### [What this task involves]
Read the records below. Copy each line where the string "Propriedades" occurs.

### [Dataset]

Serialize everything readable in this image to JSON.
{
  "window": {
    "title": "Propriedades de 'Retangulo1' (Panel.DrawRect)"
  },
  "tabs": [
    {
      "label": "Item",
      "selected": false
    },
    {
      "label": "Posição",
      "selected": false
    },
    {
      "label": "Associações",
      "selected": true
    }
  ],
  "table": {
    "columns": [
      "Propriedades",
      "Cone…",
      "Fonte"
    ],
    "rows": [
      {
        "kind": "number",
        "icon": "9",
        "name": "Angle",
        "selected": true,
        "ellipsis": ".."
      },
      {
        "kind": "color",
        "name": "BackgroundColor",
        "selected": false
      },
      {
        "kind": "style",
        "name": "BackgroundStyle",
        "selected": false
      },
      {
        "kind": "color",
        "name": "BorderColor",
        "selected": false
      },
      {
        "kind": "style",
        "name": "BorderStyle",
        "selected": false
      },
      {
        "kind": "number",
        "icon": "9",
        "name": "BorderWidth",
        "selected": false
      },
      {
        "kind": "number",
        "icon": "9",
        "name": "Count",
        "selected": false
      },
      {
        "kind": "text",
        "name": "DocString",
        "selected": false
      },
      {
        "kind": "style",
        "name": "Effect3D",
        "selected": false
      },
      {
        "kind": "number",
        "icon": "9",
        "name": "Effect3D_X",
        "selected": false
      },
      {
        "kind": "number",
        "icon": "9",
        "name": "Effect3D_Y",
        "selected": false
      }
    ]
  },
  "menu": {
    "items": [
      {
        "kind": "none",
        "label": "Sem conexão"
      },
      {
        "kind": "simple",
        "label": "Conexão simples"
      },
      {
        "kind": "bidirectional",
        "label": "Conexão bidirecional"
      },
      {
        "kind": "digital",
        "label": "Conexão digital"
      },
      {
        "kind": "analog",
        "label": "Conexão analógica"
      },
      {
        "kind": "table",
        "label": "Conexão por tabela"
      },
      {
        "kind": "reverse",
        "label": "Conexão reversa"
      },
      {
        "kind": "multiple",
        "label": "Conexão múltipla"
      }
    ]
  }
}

### [Result of this task]
    "title": "Propriedades de 'Retangulo1' (Panel.DrawRect)"
      "Propriedades",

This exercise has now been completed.